⟨

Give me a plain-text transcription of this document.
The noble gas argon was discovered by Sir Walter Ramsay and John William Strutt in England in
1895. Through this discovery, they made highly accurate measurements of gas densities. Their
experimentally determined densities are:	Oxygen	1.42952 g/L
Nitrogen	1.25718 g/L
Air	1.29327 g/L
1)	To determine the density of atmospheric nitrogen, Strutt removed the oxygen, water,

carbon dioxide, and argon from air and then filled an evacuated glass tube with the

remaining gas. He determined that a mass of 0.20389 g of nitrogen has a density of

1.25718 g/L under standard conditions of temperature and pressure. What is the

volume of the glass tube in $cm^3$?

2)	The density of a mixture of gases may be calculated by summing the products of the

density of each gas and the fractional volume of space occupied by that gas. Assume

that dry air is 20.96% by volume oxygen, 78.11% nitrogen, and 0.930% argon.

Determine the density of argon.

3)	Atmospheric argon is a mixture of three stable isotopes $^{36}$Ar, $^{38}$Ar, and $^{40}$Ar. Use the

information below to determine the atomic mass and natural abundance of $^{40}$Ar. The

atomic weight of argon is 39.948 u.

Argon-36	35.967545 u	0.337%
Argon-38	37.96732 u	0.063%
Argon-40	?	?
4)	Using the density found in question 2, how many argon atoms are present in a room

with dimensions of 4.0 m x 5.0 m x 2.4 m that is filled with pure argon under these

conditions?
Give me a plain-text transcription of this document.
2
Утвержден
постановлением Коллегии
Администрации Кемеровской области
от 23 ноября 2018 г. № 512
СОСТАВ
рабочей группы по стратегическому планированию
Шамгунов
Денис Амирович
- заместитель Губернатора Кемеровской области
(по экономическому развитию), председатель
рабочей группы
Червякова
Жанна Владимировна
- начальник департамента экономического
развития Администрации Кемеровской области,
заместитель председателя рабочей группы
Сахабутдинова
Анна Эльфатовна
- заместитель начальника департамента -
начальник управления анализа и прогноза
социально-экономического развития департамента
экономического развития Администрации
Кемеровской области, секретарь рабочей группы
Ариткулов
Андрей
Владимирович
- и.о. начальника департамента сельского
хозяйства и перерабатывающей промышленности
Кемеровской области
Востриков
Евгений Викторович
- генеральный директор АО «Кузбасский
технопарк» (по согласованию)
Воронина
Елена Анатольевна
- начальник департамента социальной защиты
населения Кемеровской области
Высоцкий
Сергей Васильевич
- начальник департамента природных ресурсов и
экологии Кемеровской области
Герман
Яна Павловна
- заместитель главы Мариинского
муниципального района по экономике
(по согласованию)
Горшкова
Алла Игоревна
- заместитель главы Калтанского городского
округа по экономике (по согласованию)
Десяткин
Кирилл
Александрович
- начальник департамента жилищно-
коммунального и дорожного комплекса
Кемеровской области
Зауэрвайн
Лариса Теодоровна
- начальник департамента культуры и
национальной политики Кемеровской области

⟩

§ What to do
In the records above, find the lines containing "согласованию" and copy them.

§ Exercise result
технопарк» (по согласованию)
(по согласованию)
округа по экономике (по согласованию)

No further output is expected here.